### Tasks for this exercise
1. Answer these from the defamation text:
(a) How much did Mr. Justice Nicklin award Riley?
(b) Which two defenses did Murray's lawyers believe they could use?
(c) Who decides defamation cases instead of a jury?
2. Write out the stretch of the defamation text from "Murray’s lawyers appeared" through "harm someone’s reputation.", substituting "reporters" for "journalists".

### Selected text
Murray’s lawyers appeared to have assumed they had a rock-solid defense against Riley’s action.
There are three major defenses against a defamation suit. The first is “privilege”, which typically protects journalists when they quote otherwise defamatory statements made by officials in parliament or the courts to allow for full reporting of issues of public interest. The second is “truth”, which protects the person being sued if they can show that what they said was true. And the third is “honest opinion”, which applies if an opinion was expressed and that opinion was held reasonably and expressed honestly rather than out of malice or to harm someone’s reputation.
Murray’s lawyers believed they could defend their client using not just one but two of the defenses: truth and honest opinion. Was Murray not justified in inferring that Riley was equating Corbyn to a Nazi when she implied that the two cases were similar, especially in the context of Riley’s earlier statements? Was Riley’s comment not agreeing with Jones’s approval of a previous attack and suggesting it was deserved this time too? And was Murray’s view not expressed honestly and with the intention chiefly to defend Corbyn’s reputation rather than harm Riley’s? (Calling someone “stupid” in a heated exchange on Twitter is not usually considered defamatory, otherwise we would have many tens of thousands of people facing enormous fines.)
To Murray’s lawyers, the case presumably looked cut and dried. But not to Mr. Justice Nicklin. He awarded Riley £10,000 and in the process left Murray, according to the Jewish Chronicle, with costs amounting to £500,000.
The judge accepted Riley’s argument that her tweet against Corbyn was sarcastic, and conversely that Murray’s criticism of Riley had done serious harm to the TV presenter’s reputation.
Rich person’s game
I cannot express an opinion on the exchange between Riley and Murray without risking provoking another defamation suit from Riley. And given the fact that the judge found in Riley’s favor, warning Murray that she should have expressed her views more carefully, it is unclear to me how one could express any opinion criticizing Riley for her tweet without risking bankruptcy. So let’s set all of that aside.
Instead, I want to focus on how this ruling sweeps away what most lawyers would assume are normal legal protections on speech, even for a defamation suit.
Remember defamation is a rich person’s game. Had Riley lost, as many lawyers might have advised her she risked doing, she would have picked up the bill instead. Presumably, either Riley herself or her friends have very deep pockets.
Further, defamation cases are decided by a judge – the very personification of establishment interests – rather than a jury of ordinary people. Which is strange because the traditional test of whether someone has been defamed – the sexist one I was taught in my journalism course – is: What would a “reasonable man on the Clapham omnibus” think of what was said or written? But that “reasonable man” doesn’t get to speak for himself in a defamation case. Invariably, a privately educated, Oxbridge-groomed judge gets to decide in his name.
For this reason, defamation cases in the U.K. are largely rigged. Rich people or corporations sue much poorer people and usually win because they have better lawyers, or because the judge cares more about rich people’s reputations (just as they care more about their property), or because poorer people lose their nerve and settle on craven terms.
Or – and this is equally damaging – cases are avoided through prior censorship. Corporate media are often particularly careful in the ways they report on rich people. To take a relatively trivial example, if you or I find ourselves accused of breaking the law, we are reported simply to have denied the allegations. If Prince Andrew or Ghislaine Maxwell are accused, they get to “strongly,” “strenuously,” and “vehemently” deny the allegations.

### Information supplied
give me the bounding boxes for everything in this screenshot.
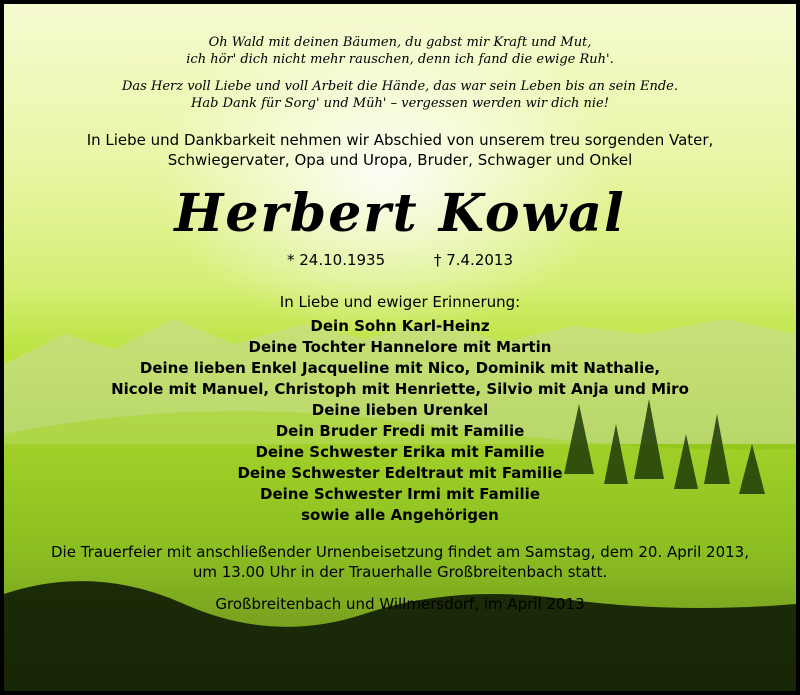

### Solved problems
1.
(a) £10,000
(b) Truth and honest opinion
(c) A judge

2.
Murray’s lawyers appeared to have assumed they had a rock-solid defense against Riley’s action.
There are three major defenses against a defamation suit. The first is “privilege”, which typically protects reporters when they quote otherwise defamatory statements made by officials in parliament or the courts to allow for full reporting of issues of public interest. The second is “truth”, which protects the person being sued if they can show that what they said was true. And the third is “honest opinion”, which applies if an opinion was expressed and that opinion was held reasonably and expressed honestly rather than out of malice or to harm someone’s reputation.